Reproduce the records below exactly, leaving out any pictures.

>> START Records provided

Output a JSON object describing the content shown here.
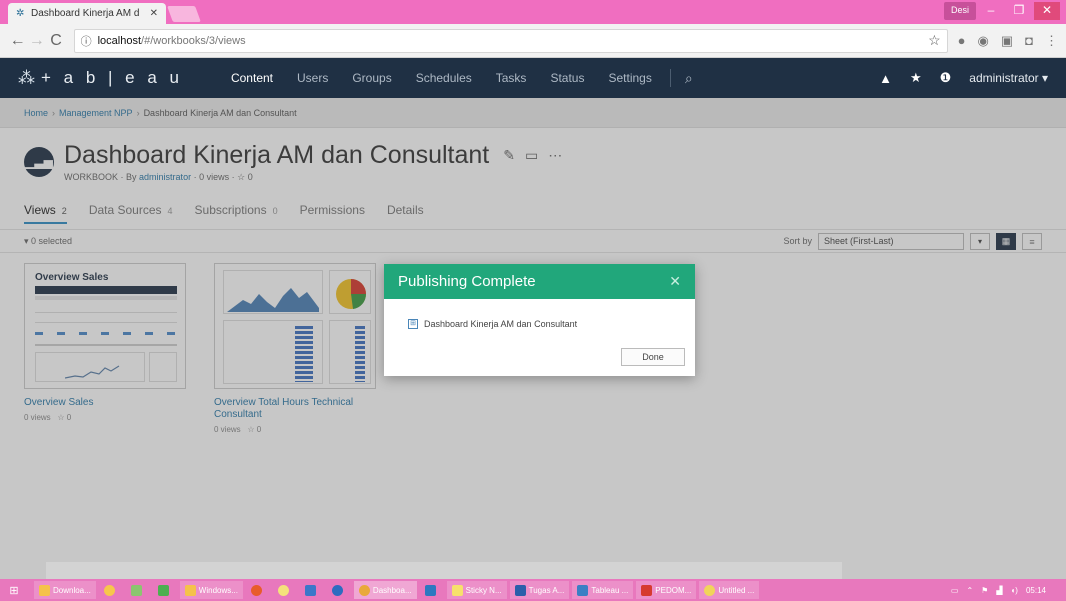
{
  "browser": {
    "tab_title": "Dashboard Kinerja AM d",
    "url_host": "localhost",
    "url_path": "/#/workbooks/3/views",
    "user_badge": "Desi"
  },
  "header": {
    "logo_text": "+ a b | e a u",
    "nav": [
      "Content",
      "Users",
      "Groups",
      "Schedules",
      "Tasks",
      "Status",
      "Settings"
    ],
    "active": "Content",
    "username": "administrator ▾"
  },
  "breadcrumb": {
    "items": [
      "Home",
      "Management NPP"
    ],
    "current": "Dashboard Kinerja AM dan Consultant"
  },
  "workbook": {
    "title": "Dashboard Kinerja AM dan Consultant",
    "type": "WORKBOOK",
    "by_label": "By",
    "by_user": "administrator",
    "views_count": "0 views",
    "favorites": "0"
  },
  "tabs": [
    {
      "label": "Views",
      "count": "2"
    },
    {
      "label": "Data Sources",
      "count": "4"
    },
    {
      "label": "Subscriptions",
      "count": "0"
    },
    {
      "label": "Permissions",
      "count": ""
    },
    {
      "label": "Details",
      "count": ""
    }
  ],
  "toolbar": {
    "selected": "▾ 0 selected",
    "sort_label": "Sort by",
    "sort_value": "Sheet (First-Last)"
  },
  "cards": [
    {
      "name": "Overview Sales",
      "views": "0 views",
      "fav": "0",
      "thumb_title": "Overview Sales"
    },
    {
      "name": "Overview Total Hours Technical Consultant",
      "views": "0 views",
      "fav": "0"
    }
  ],
  "modal": {
    "title": "Publishing Complete",
    "item": "Dashboard Kinerja AM dan Consultant",
    "done": "Done"
  },
  "taskbar": {
    "items": [
      "Downloa...",
      "Windows...",
      "Dashboa...",
      "Sticky N...",
      "Tugas A...",
      "Tableau ...",
      "PEDOM...",
      "Untitled ..."
    ],
    "clock": "05:14"
  }
}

>> END Records provided

_The result_
Output a JSON object describing the content shown here.
{
  "browser": {
    "tab_title": "Dashboard Kinerja AM d",
    "url_host": "localhost",
    "url_path": "/#/workbooks/3/views",
    "user_badge": "Desi"
  },
  "header": {
    "logo_text": "+ a b | e a u",
    "nav": [
      "Content",
      "Users",
      "Groups",
      "Schedules",
      "Tasks",
      "Status",
      "Settings"
    ],
    "active": "Content",
    "username": "administrator ▾"
  },
  "breadcrumb": {
    "items": [
      "Home",
      "Management NPP"
    ],
    "current": "Dashboard Kinerja AM dan Consultant"
  },
  "workbook": {
    "title": "Dashboard Kinerja AM dan Consultant",
    "type": "WORKBOOK",
    "by_label": "By",
    "by_user": "administrator",
    "views_count": "0 views",
    "favorites": "0"
  },
  "tabs": [
    {
      "label": "Views",
      "count": "2"
    },
    {
      "label": "Data Sources",
      "count": "4"
    },
    {
      "label": "Subscriptions",
      "count": "0"
    },
    {
      "label": "Permissions",
      "count": ""
    },
    {
      "label": "Details",
      "count": ""
    }
  ],
  "toolbar": {
    "selected": "▾ 0 selected",
    "sort_label": "Sort by",
    "sort_value": "Sheet (First-Last)"
  },
  "cards": [
    {
      "name": "Overview Sales",
      "views": "0 views",
      "fav": "0",
      "thumb_title": "Overview Sales"
    },
    {
      "name": "Overview Total Hours Technical Consultant",
      "views": "0 views",
      "fav": "0"
    }
  ],
  "modal": {
    "title": "Publishing Complete",
    "item": "Dashboard Kinerja AM dan Consultant",
    "done": "Done"
  },
  "taskbar": {
    "items": [
      "Downloa...",
      "Windows...",
      "Dashboa...",
      "Sticky N...",
      "Tugas A...",
      "Tableau ...",
      "PEDOM...",
      "Untitled ..."
    ],
    "clock": "05:14"
  }
}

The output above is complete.